◆ **Items**
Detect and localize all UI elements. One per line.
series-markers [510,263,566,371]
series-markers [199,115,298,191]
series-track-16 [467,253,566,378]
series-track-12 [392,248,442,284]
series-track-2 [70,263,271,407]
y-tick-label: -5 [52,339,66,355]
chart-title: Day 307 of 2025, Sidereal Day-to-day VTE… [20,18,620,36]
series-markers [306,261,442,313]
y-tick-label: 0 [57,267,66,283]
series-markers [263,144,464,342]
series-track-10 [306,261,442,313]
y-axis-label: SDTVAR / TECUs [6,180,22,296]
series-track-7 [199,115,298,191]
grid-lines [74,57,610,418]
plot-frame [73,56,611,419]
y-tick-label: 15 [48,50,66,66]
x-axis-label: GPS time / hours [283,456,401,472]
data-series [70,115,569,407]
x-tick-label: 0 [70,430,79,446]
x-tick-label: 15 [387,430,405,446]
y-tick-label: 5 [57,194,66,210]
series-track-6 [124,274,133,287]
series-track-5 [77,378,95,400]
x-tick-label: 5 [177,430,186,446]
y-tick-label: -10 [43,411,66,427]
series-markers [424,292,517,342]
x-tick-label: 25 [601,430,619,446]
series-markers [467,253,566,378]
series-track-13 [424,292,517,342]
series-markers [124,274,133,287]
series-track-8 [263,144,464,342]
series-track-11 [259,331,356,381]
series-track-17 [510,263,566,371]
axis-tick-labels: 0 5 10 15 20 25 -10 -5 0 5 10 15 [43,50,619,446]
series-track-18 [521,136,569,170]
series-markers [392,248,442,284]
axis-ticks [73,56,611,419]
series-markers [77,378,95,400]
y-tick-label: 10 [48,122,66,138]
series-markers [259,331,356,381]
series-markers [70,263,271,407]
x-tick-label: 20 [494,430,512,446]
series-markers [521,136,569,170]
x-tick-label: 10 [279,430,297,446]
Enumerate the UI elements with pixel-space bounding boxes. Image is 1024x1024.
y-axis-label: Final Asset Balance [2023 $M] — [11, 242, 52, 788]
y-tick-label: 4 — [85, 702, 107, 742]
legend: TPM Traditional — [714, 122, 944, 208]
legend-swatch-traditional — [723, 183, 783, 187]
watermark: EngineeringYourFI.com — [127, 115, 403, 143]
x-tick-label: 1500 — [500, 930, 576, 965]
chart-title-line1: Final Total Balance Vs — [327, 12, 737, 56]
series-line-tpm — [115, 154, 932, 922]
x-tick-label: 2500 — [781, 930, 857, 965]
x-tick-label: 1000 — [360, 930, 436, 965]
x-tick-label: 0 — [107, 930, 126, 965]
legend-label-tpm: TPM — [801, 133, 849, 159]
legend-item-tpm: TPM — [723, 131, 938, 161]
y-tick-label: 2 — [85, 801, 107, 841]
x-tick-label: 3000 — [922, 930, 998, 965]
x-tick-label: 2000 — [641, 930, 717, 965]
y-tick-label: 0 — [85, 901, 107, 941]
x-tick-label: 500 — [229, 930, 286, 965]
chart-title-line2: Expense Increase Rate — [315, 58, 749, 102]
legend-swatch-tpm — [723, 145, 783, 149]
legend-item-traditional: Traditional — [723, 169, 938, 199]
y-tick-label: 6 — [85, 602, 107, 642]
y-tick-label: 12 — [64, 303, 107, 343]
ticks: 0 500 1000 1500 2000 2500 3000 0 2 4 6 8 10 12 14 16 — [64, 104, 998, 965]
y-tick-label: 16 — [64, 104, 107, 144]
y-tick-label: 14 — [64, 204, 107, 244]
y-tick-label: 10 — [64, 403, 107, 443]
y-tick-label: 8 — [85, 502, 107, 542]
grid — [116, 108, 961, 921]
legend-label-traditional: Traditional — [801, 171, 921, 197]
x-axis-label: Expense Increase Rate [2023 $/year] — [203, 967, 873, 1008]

◆ **What the task asks**
Take everything from the start of the lines down to the line containing "series-line-tpm — [115, 154, 932, 922]" and write it out again, changing "GPS time" to "UTC time" and leaving the rest untouched.

◆ **Finished task**
Detect and localize all UI elements. One per line.
series-markers [510,263,566,371]
series-markers [199,115,298,191]
series-track-16 [467,253,566,378]
series-track-12 [392,248,442,284]
series-track-2 [70,263,271,407]
y-tick-label: -5 [52,339,66,355]
chart-title: Day 307 of 2025, Sidereal Day-to-day VTE… [20,18,620,36]
series-markers [306,261,442,313]
y-tick-label: 0 [57,267,66,283]
series-markers [263,144,464,342]
series-track-10 [306,261,442,313]
y-axis-label: SDTVAR / TECUs [6,180,22,296]
series-track-7 [199,115,298,191]
grid-lines [74,57,610,418]
plot-frame [73,56,611,419]
y-tick-label: 15 [48,50,66,66]
x-axis-label: UTC time / hours [283,456,401,472]
data-series [70,115,569,407]
x-tick-label: 0 [70,430,79,446]
x-tick-label: 15 [387,430,405,446]
y-tick-label: 5 [57,194,66,210]
series-track-6 [124,274,133,287]
series-track-5 [77,378,95,400]
x-tick-label: 5 [177,430,186,446]
y-tick-label: -10 [43,411,66,427]
series-markers [424,292,517,342]
x-tick-label: 25 [601,430,619,446]
series-markers [467,253,566,378]
series-track-13 [424,292,517,342]
series-markers [124,274,133,287]
series-track-8 [263,144,464,342]
series-track-11 [259,331,356,381]
series-track-17 [510,263,566,371]
axis-tick-labels: 0 5 10 15 20 25 -10 -5 0 5 10 15 [43,50,619,446]
series-track-18 [521,136,569,170]
series-markers [392,248,442,284]
axis-ticks [73,56,611,419]
series-markers [77,378,95,400]
y-tick-label: 10 [48,122,66,138]
series-markers [259,331,356,381]
series-markers [70,263,271,407]
x-tick-label: 20 [494,430,512,446]
series-markers [521,136,569,170]
x-tick-label: 10 [279,430,297,446]
Enumerate the UI elements with pixel-space bounding boxes. Image is 1024x1024.
y-axis-label: Final Asset Balance [2023 $M] — [11, 242, 52, 788]
y-tick-label: 4 — [85, 702, 107, 742]
legend: TPM Traditional — [714, 122, 944, 208]
legend-swatch-traditional — [723, 183, 783, 187]
watermark: EngineeringYourFI.com — [127, 115, 403, 143]
x-tick-label: 1500 — [500, 930, 576, 965]
chart-title-line1: Final Total Balance Vs — [327, 12, 737, 56]
series-line-tpm — [115, 154, 932, 922]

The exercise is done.